Items from a dataset >>
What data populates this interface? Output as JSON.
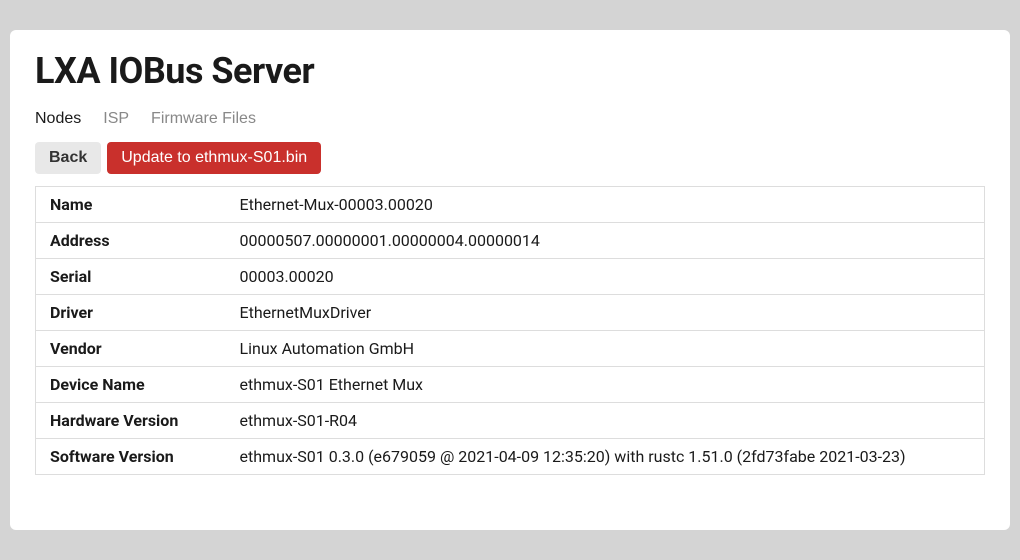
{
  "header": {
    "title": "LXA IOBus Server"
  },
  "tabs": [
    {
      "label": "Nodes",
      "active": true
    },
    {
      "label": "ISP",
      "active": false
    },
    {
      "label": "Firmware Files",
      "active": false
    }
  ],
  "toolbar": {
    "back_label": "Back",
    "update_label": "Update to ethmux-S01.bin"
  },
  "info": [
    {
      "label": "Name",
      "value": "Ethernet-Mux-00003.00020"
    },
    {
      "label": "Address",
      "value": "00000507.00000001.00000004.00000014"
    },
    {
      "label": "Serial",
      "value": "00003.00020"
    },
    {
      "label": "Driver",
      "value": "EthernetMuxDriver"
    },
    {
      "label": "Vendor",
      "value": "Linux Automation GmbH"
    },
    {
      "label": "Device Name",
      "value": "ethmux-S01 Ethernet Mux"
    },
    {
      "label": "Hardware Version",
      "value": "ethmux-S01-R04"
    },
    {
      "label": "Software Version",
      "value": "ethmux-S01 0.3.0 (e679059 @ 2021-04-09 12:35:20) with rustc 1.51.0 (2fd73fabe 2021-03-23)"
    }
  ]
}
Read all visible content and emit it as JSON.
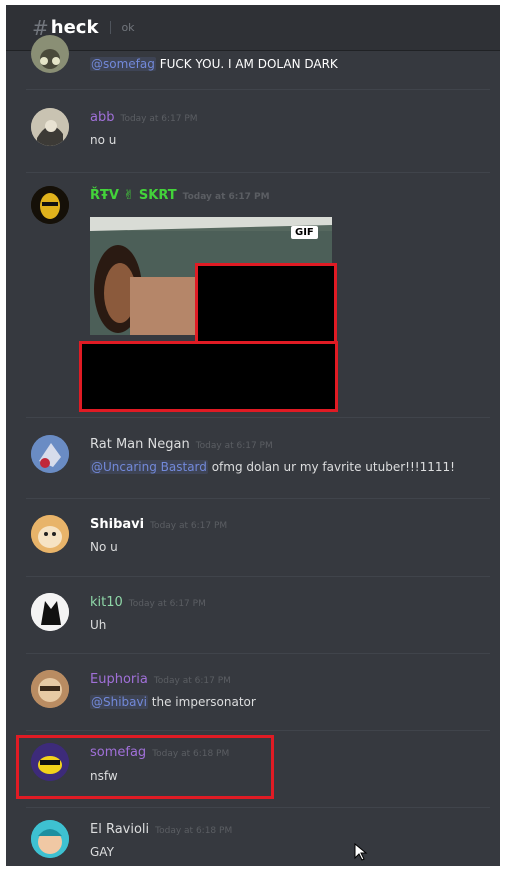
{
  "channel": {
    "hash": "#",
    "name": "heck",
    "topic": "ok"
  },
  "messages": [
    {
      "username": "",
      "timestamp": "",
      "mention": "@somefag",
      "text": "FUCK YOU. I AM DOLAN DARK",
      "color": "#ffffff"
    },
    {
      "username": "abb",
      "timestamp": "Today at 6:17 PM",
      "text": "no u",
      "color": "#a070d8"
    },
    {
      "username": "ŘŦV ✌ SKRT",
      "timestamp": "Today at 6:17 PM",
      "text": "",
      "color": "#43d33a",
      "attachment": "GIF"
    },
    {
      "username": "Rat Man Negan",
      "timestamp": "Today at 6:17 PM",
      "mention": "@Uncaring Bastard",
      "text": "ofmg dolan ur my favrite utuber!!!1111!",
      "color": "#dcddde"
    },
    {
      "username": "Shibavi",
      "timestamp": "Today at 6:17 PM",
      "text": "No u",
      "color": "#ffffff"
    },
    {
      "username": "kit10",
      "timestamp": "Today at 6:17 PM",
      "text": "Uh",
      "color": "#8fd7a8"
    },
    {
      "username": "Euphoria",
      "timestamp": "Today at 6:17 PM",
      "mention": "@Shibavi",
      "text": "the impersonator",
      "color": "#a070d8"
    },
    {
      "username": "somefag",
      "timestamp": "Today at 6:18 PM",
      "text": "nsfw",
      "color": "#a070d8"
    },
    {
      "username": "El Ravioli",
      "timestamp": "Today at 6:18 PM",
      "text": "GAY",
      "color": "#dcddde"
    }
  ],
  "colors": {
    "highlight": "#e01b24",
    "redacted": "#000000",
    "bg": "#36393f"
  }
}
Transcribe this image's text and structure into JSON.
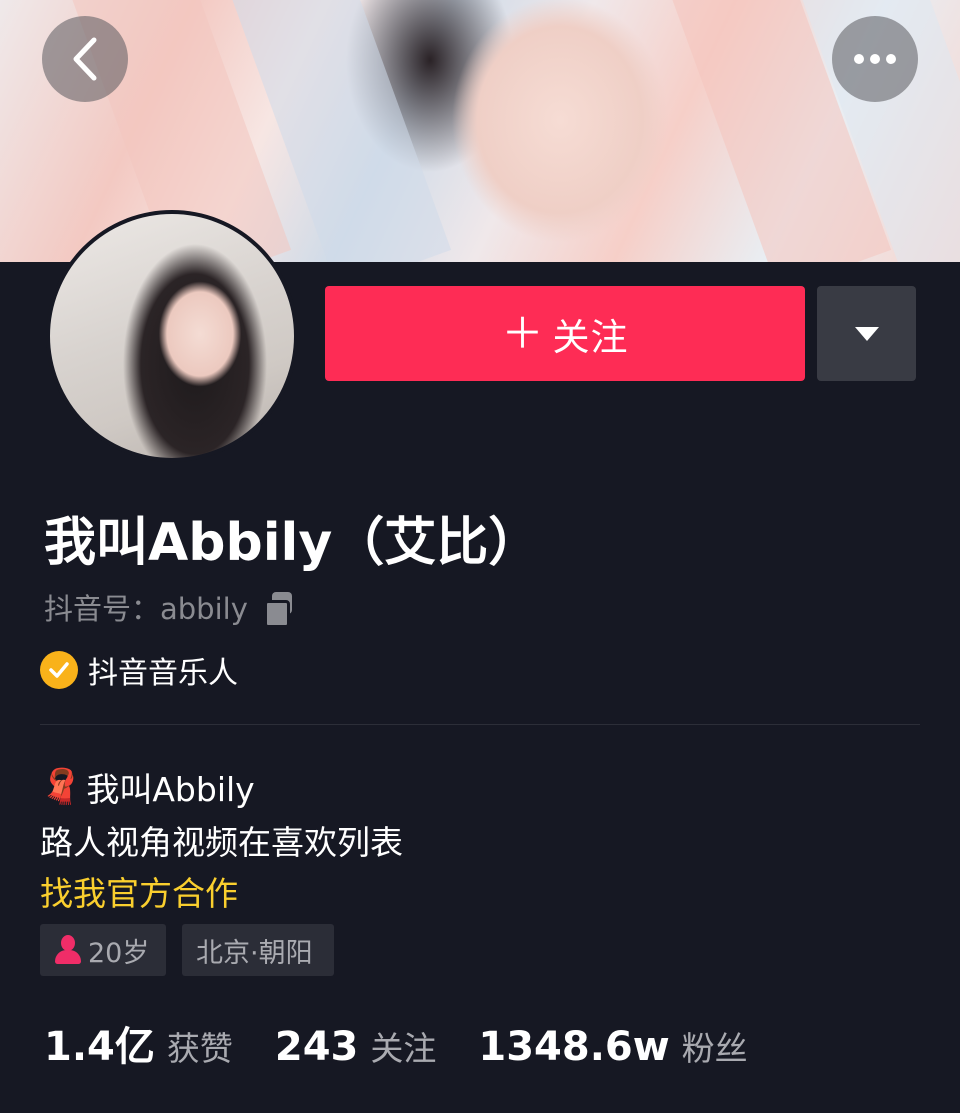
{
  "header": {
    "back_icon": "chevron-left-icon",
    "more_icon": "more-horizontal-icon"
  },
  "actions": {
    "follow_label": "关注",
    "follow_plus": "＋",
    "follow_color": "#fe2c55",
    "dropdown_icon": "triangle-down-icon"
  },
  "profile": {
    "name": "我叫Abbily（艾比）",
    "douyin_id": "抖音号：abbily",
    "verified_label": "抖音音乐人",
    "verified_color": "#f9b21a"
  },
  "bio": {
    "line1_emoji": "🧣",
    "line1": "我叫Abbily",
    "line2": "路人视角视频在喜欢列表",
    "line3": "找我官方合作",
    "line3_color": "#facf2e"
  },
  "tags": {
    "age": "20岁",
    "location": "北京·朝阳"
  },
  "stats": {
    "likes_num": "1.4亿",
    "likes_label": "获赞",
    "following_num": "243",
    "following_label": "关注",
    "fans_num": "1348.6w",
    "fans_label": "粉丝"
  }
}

EXERCISE GOAL >> Copy every line of the entries above in which "icon" occurs.

TASK ANSWER >>
    "back_icon": "chevron-left-icon",
    "more_icon": "more-horizontal-icon"
    "dropdown_icon": "triangle-down-icon"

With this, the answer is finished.